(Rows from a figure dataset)
==============================
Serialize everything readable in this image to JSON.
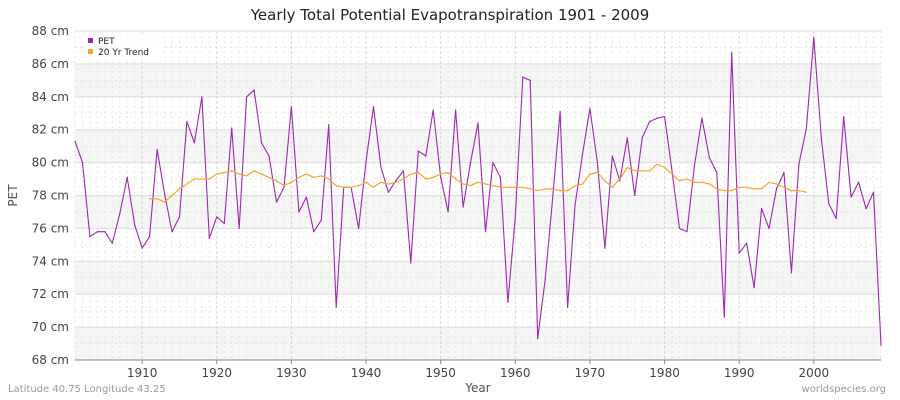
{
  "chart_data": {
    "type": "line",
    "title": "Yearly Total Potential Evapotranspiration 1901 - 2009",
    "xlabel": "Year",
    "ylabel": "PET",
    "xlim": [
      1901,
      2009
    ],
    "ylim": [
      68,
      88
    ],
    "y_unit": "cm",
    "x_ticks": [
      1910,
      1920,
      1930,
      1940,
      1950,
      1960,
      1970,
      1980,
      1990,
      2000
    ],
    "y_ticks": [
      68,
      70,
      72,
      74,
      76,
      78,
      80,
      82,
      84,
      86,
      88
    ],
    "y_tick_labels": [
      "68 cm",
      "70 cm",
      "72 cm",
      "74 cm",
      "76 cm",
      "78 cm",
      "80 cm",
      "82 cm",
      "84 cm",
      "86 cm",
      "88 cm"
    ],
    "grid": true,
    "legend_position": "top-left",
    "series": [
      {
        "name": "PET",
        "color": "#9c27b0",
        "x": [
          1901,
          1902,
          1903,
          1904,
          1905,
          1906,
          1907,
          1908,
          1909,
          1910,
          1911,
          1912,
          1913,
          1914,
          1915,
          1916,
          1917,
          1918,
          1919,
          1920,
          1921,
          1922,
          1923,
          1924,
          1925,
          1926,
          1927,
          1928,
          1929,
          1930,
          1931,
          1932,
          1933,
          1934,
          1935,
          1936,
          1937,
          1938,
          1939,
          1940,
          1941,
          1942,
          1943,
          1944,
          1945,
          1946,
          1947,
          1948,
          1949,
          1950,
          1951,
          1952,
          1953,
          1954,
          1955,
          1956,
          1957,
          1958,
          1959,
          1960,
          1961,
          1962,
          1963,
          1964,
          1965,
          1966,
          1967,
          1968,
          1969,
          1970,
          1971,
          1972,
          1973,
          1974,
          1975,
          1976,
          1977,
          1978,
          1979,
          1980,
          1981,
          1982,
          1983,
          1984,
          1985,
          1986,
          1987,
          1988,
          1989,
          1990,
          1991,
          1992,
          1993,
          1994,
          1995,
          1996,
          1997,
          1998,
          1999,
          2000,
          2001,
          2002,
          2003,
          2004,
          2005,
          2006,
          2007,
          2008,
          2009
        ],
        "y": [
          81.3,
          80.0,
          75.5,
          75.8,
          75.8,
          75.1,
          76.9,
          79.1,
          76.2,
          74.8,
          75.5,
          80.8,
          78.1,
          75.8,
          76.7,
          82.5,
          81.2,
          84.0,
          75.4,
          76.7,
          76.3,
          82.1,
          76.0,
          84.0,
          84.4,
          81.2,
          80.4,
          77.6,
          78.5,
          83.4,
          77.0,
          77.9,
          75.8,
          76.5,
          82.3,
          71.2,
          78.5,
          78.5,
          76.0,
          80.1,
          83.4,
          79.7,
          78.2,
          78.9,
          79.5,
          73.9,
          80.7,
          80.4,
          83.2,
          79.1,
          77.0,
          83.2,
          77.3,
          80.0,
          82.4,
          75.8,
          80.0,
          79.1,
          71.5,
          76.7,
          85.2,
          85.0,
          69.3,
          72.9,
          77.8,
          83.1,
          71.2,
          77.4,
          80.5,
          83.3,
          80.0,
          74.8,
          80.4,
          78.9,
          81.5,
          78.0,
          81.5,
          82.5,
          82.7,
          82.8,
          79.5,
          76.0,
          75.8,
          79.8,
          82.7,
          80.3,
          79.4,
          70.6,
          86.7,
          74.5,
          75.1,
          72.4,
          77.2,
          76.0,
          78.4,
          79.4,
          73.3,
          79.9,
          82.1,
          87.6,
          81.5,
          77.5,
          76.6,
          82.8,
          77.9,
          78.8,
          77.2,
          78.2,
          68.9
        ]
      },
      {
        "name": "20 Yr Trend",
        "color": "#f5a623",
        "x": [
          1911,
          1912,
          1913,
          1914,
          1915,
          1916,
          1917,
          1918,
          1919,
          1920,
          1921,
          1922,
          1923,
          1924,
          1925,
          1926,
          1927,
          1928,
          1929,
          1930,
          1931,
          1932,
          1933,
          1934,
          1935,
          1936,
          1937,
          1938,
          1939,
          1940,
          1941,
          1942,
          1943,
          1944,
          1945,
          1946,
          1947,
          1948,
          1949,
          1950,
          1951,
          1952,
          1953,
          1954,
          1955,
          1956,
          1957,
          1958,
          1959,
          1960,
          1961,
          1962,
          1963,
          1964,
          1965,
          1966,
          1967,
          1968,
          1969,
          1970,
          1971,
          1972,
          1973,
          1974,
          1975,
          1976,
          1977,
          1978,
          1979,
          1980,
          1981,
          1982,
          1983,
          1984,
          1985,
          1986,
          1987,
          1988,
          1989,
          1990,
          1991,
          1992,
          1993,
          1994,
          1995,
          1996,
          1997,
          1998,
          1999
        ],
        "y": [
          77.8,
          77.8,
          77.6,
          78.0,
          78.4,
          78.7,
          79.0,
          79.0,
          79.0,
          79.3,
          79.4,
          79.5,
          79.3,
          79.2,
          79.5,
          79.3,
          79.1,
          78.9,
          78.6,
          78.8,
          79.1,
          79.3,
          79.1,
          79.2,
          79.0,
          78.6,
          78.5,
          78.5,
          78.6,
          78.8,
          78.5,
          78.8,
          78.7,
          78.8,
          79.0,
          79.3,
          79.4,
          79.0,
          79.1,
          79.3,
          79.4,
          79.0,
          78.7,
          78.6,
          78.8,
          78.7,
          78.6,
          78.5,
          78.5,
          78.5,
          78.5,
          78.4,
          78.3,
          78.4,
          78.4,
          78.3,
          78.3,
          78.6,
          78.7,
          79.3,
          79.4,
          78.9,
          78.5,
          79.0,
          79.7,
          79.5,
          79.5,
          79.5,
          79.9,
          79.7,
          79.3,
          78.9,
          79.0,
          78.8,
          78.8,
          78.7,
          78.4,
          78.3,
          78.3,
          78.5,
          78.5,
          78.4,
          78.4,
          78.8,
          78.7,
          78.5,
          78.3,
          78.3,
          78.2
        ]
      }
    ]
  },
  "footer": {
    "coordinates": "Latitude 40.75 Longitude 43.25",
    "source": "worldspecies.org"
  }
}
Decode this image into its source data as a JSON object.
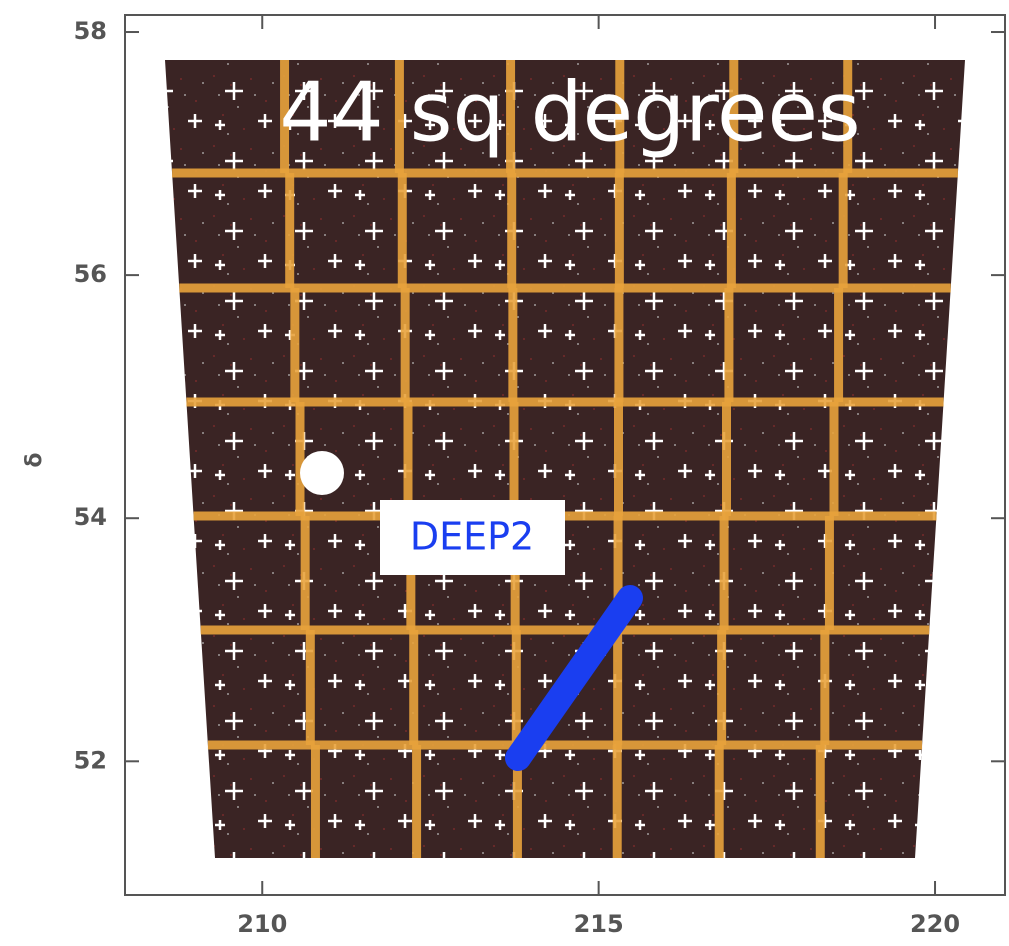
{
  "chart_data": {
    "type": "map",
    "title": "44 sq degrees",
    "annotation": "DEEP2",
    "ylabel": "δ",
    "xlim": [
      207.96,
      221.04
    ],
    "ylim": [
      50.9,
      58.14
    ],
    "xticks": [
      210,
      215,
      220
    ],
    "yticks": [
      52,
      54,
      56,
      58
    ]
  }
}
==============================
Identify lines with the string "this". Copy each one.

Serialize everything readable in this image to JSON.
Decode this image into its source data as a JSON object.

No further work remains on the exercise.